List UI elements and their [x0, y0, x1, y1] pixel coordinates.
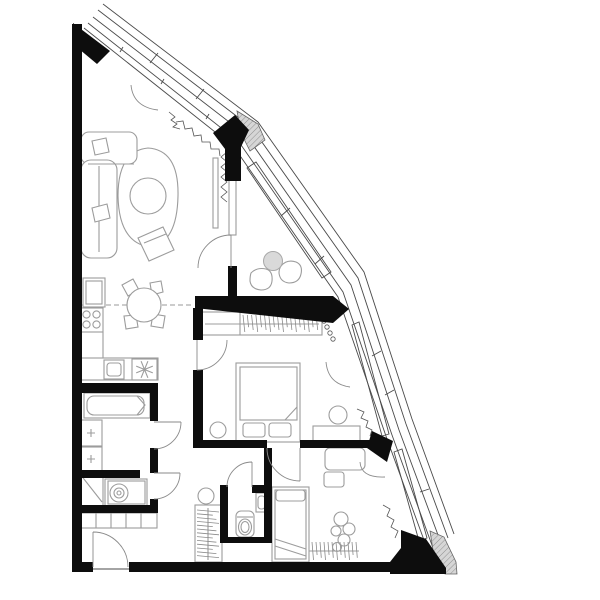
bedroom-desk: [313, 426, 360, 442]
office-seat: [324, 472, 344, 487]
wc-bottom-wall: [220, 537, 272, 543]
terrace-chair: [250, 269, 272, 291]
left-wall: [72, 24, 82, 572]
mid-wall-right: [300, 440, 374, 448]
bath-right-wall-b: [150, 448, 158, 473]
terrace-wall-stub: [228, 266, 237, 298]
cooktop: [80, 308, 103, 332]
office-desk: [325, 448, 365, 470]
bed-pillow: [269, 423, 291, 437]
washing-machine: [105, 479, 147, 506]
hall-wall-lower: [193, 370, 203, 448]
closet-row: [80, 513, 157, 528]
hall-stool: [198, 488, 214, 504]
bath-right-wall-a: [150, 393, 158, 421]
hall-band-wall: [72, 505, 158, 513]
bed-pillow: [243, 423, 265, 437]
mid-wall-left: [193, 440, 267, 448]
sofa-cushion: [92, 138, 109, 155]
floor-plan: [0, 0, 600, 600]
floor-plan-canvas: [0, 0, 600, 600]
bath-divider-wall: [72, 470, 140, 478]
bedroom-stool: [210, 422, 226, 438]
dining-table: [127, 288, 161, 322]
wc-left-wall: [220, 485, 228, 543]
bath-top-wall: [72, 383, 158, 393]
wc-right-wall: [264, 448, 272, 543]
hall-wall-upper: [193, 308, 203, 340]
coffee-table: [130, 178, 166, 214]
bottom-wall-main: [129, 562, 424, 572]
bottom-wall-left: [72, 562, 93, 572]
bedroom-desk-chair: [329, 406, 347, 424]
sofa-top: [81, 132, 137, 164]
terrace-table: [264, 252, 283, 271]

------------------------------------

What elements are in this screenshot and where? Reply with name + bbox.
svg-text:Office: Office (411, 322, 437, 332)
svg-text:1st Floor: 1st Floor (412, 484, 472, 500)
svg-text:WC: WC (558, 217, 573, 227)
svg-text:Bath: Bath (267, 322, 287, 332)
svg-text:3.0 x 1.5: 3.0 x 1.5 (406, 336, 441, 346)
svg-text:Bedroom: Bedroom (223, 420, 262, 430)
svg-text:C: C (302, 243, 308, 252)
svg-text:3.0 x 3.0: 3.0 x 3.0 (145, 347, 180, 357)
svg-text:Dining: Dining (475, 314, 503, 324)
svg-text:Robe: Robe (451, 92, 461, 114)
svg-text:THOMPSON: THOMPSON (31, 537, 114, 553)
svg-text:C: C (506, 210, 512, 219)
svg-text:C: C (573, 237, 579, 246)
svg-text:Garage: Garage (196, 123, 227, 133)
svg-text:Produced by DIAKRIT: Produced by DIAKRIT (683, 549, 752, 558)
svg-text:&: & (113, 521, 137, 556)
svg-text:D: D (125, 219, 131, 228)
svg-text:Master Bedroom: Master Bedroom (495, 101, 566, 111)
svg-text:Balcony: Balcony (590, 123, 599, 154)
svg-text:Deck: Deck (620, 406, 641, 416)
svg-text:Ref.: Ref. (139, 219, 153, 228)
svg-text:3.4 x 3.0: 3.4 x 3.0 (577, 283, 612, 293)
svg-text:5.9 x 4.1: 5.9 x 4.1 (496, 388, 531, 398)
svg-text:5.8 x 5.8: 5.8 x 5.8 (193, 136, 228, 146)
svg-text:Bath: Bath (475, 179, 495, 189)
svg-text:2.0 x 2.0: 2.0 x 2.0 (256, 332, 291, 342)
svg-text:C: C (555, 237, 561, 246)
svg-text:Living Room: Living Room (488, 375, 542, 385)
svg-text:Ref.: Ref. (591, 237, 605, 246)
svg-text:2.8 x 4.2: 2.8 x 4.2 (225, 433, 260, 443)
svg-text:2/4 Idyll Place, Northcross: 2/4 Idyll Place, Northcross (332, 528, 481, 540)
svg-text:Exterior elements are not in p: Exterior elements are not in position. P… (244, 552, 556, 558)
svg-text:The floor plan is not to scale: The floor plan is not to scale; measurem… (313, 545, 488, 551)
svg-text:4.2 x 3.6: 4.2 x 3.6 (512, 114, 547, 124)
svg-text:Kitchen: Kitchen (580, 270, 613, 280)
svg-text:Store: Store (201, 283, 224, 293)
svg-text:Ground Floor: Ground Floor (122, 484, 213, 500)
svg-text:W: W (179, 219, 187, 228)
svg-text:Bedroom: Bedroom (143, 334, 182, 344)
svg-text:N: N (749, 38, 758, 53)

------------------------------------

EXERCISE AIM: Copy the lines above without any changes, starting at the line that contains "bedroom-desk: [313, 426, 360, 442]" and ending at the line that contains "washing-machine: [105, 479, 147, 506]", including both of those lines.

WRITTEN SOLUTION:
bedroom-desk: [313, 426, 360, 442]
office-seat: [324, 472, 344, 487]
wc-bottom-wall: [220, 537, 272, 543]
terrace-chair: [250, 269, 272, 291]
left-wall: [72, 24, 82, 572]
mid-wall-right: [300, 440, 374, 448]
bath-right-wall-b: [150, 448, 158, 473]
terrace-wall-stub: [228, 266, 237, 298]
cooktop: [80, 308, 103, 332]
office-desk: [325, 448, 365, 470]
bed-pillow: [269, 423, 291, 437]
washing-machine: [105, 479, 147, 506]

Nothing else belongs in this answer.